**What is being asked**
Below are some records. Count the lines with "this" in them and give nothing but the total.

____ Material provided

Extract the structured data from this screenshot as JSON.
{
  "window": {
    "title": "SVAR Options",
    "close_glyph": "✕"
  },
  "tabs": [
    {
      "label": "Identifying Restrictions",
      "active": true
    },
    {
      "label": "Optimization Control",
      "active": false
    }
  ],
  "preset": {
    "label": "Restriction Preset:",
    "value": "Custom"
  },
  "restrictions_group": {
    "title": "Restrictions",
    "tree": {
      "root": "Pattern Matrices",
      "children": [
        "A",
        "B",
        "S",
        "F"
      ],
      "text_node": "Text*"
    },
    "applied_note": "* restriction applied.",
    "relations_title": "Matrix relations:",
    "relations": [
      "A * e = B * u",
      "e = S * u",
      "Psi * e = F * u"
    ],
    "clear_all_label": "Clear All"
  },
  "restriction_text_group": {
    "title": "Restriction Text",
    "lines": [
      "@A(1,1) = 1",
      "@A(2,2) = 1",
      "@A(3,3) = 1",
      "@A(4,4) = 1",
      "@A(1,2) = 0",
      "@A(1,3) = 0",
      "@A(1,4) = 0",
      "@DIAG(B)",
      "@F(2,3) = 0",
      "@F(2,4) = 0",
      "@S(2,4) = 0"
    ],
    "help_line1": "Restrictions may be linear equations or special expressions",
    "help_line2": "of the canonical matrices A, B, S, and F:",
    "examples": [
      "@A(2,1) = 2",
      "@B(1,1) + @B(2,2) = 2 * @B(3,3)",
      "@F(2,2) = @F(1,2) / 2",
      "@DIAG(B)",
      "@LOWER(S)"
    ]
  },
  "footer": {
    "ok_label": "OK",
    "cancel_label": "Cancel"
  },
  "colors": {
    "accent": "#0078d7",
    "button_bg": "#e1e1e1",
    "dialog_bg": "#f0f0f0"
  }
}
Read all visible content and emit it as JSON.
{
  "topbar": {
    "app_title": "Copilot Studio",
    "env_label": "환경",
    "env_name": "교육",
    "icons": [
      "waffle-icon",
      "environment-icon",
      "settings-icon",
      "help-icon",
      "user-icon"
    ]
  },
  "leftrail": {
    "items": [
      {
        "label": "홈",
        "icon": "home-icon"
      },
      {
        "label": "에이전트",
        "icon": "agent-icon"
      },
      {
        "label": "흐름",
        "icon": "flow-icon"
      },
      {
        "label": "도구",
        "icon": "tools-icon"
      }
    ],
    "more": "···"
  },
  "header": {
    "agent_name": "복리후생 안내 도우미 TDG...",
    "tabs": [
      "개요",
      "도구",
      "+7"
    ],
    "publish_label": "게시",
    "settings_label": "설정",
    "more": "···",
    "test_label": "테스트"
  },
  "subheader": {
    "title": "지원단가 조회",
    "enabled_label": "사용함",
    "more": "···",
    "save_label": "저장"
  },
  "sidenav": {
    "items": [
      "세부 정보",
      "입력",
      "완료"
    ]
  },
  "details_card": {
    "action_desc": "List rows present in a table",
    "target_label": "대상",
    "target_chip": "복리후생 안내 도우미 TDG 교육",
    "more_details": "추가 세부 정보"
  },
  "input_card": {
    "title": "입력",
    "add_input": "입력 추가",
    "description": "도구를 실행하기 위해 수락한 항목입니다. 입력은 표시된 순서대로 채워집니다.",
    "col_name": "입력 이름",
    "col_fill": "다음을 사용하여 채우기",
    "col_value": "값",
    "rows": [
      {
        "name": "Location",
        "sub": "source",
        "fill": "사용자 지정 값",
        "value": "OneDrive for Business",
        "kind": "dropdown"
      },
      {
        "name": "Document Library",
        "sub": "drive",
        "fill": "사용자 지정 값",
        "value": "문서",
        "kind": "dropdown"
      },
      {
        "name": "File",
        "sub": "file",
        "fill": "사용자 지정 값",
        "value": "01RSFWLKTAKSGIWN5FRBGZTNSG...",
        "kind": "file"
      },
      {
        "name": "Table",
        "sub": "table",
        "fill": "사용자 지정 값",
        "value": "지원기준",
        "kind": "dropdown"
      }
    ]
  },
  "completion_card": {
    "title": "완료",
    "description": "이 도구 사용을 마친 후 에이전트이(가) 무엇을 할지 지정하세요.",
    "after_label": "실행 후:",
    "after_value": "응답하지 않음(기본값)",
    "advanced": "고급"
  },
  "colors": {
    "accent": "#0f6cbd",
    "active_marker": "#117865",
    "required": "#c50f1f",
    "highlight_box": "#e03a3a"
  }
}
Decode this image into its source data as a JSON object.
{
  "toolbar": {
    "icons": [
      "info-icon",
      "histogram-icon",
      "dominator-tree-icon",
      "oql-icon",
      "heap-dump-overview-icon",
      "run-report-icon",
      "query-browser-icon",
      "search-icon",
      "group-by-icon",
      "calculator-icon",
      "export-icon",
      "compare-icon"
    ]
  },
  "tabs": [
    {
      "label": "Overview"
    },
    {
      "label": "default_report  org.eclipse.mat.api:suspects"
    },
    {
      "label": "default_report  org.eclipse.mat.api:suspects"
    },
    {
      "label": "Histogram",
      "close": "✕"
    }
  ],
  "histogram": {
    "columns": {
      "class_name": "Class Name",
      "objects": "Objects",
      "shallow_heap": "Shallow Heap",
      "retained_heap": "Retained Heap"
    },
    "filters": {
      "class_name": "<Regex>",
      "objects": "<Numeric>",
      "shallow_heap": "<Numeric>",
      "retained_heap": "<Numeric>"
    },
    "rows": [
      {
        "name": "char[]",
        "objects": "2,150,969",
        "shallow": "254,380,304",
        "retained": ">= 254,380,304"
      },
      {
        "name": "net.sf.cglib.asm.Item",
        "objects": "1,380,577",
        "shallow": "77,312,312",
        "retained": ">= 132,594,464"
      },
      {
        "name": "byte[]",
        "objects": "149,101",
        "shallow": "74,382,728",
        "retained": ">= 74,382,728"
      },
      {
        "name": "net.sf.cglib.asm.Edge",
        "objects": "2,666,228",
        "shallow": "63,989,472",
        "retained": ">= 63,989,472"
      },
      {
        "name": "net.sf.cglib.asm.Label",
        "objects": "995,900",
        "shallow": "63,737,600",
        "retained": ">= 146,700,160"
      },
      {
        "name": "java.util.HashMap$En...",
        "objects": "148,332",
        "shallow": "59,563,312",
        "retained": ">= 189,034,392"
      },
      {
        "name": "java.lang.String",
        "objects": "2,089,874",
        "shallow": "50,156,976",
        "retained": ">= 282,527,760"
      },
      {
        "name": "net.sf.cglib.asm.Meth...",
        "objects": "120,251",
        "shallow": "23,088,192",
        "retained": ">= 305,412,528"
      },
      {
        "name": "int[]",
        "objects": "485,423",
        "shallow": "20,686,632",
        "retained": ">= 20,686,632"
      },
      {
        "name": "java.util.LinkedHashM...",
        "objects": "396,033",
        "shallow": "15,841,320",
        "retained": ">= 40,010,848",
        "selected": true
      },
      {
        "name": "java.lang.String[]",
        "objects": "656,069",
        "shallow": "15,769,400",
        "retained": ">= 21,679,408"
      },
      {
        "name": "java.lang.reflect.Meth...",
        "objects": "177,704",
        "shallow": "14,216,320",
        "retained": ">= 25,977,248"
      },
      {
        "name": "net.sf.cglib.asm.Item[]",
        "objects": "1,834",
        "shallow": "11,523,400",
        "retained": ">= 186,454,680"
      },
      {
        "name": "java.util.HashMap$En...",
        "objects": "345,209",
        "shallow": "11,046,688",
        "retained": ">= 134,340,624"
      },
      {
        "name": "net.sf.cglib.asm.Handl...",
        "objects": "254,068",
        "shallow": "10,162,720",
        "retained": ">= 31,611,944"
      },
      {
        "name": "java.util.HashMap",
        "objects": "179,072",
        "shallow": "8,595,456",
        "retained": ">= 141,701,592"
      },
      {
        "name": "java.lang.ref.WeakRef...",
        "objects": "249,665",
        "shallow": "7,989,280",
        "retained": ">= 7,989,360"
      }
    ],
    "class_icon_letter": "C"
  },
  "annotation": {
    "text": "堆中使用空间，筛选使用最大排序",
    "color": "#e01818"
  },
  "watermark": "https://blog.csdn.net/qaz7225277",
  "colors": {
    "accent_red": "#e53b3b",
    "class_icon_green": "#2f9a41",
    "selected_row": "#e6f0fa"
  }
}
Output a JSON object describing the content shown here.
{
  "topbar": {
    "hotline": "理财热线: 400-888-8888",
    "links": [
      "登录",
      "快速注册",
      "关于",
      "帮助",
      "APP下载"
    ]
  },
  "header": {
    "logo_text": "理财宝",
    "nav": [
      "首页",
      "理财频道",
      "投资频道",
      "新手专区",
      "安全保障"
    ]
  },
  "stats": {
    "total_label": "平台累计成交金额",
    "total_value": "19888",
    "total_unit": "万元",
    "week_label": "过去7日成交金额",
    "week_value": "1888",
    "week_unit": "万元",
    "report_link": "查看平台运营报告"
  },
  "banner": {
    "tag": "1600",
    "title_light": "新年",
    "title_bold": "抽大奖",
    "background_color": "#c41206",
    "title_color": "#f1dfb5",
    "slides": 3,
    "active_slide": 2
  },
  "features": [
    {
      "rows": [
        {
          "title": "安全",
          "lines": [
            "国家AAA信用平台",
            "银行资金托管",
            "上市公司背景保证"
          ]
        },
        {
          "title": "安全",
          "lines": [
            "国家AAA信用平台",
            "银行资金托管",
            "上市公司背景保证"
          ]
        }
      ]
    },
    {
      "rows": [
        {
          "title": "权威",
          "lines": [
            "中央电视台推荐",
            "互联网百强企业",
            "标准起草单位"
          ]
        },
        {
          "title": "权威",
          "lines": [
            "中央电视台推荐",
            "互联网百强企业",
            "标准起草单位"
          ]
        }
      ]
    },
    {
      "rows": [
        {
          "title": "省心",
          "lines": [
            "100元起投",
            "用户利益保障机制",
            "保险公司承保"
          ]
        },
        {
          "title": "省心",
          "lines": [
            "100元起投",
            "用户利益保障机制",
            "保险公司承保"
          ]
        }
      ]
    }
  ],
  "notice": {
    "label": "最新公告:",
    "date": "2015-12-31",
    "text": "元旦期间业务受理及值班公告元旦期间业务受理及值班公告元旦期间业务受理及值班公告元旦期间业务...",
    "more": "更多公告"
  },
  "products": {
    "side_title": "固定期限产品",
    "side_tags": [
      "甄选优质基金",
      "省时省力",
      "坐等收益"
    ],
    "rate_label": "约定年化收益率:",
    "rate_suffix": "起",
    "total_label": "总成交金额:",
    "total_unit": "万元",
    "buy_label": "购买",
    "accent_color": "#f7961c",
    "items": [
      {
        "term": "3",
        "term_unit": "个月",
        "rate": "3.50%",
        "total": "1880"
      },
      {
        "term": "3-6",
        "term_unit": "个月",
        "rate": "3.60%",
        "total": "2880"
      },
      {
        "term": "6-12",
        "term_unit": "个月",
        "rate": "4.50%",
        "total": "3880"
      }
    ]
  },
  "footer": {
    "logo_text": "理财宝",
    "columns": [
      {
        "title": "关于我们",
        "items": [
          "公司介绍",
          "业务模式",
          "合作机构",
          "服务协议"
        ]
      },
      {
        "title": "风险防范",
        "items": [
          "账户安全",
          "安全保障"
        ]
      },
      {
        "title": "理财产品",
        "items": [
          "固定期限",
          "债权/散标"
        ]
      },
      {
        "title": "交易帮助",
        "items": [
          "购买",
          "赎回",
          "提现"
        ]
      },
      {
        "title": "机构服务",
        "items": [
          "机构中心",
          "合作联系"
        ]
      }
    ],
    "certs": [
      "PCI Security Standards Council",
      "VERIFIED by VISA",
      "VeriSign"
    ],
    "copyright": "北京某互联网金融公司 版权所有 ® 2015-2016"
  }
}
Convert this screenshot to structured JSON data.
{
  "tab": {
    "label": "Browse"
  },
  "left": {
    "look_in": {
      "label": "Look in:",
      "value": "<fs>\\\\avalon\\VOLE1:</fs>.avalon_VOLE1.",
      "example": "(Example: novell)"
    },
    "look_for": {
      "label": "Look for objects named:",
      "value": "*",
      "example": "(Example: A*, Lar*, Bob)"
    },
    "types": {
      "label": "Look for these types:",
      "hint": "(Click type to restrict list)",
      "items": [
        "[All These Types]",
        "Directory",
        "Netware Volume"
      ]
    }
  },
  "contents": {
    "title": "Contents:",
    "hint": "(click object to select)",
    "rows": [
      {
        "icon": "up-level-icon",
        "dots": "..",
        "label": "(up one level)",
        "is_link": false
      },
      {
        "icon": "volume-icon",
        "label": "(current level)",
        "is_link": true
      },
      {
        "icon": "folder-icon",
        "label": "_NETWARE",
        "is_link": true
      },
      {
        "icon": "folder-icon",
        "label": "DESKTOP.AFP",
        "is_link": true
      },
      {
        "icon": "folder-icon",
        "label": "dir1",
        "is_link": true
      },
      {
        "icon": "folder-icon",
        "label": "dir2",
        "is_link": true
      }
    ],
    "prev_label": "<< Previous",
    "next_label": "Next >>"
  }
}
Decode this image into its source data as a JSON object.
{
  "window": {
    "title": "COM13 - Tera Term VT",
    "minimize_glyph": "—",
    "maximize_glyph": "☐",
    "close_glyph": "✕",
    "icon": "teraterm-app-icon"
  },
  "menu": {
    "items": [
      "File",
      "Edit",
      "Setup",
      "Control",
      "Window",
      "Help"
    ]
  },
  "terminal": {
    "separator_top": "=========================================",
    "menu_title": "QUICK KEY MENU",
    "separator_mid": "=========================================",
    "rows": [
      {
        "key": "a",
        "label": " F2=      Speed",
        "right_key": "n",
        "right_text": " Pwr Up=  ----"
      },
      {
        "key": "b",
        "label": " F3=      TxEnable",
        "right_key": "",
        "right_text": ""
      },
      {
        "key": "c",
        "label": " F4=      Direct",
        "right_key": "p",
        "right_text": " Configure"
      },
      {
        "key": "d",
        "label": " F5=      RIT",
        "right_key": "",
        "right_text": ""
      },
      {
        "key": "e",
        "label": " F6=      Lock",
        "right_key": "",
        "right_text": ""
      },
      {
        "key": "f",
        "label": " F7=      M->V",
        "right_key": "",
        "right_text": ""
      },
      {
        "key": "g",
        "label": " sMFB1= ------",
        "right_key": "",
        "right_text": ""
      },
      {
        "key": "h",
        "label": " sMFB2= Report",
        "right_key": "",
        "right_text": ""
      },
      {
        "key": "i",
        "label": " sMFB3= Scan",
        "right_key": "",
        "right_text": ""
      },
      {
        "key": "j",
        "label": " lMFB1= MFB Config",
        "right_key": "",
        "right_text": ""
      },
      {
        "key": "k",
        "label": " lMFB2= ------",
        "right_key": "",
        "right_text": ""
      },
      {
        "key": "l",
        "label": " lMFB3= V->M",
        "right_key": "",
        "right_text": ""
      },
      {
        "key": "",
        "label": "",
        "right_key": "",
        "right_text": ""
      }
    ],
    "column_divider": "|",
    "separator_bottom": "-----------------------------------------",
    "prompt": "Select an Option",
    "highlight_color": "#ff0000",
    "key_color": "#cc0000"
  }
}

________

**Expected answer**
4